▶ [Instruction] Look through the lines below and extract any with the word "Положений".

▶ [Dataset records]
━━━━━━━━

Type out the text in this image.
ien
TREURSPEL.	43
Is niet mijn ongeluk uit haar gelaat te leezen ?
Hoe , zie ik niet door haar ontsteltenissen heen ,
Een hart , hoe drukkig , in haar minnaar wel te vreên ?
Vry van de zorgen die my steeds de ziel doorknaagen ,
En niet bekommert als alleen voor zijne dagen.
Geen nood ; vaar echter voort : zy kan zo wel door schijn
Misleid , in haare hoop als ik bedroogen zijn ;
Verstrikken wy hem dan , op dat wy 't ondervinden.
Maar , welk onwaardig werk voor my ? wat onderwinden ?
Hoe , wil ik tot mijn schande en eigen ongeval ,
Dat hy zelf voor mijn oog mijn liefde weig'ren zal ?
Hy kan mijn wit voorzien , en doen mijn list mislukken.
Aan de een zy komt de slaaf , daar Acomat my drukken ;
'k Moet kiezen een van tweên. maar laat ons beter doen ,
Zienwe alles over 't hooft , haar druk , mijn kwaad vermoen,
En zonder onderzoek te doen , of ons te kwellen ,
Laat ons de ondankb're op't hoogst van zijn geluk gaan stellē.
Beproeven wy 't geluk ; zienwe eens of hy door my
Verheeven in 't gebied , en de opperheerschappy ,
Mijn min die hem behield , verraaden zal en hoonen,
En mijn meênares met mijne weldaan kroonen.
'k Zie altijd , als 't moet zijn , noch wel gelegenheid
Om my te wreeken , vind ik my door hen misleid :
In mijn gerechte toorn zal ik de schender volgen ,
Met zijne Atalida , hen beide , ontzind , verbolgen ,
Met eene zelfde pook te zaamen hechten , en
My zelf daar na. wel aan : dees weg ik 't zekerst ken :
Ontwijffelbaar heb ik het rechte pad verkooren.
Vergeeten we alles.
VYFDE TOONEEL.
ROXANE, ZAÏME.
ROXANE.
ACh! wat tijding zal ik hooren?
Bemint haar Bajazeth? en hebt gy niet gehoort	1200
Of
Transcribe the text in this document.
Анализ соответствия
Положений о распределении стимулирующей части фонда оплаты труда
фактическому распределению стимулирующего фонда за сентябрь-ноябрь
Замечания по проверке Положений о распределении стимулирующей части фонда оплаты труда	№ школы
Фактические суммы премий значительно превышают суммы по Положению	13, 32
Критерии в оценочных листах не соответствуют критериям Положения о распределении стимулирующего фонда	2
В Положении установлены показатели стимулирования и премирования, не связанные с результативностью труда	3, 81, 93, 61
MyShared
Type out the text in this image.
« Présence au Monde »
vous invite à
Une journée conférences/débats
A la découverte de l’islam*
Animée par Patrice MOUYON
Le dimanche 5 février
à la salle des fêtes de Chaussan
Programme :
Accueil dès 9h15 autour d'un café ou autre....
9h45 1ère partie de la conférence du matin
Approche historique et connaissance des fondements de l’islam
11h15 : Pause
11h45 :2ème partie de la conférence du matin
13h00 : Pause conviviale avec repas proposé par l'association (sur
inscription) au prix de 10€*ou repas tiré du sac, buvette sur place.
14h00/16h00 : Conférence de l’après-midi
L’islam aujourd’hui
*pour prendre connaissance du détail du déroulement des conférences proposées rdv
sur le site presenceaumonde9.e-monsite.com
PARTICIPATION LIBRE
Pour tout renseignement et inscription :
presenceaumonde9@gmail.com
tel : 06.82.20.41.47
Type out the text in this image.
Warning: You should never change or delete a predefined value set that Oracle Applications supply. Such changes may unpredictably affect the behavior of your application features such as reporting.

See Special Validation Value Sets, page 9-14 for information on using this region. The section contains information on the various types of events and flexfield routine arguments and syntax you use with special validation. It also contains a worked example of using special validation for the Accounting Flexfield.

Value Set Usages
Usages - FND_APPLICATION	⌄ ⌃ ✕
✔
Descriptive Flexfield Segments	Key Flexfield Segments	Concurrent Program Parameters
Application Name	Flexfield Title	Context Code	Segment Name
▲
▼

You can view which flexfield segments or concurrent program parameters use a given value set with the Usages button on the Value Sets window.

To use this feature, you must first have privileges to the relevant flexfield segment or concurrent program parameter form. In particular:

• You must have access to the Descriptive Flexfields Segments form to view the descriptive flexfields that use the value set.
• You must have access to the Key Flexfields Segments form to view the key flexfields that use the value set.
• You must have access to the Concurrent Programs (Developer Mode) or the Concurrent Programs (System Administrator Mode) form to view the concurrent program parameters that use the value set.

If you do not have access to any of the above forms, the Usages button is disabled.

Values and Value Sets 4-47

━━━━━━━━

▶ [Correct output]
Положений о распределении стимулирующей части фонда оплаты труда
Замечания по проверке Положений о распределении стимулирующей части фонда оплаты труда	№ школы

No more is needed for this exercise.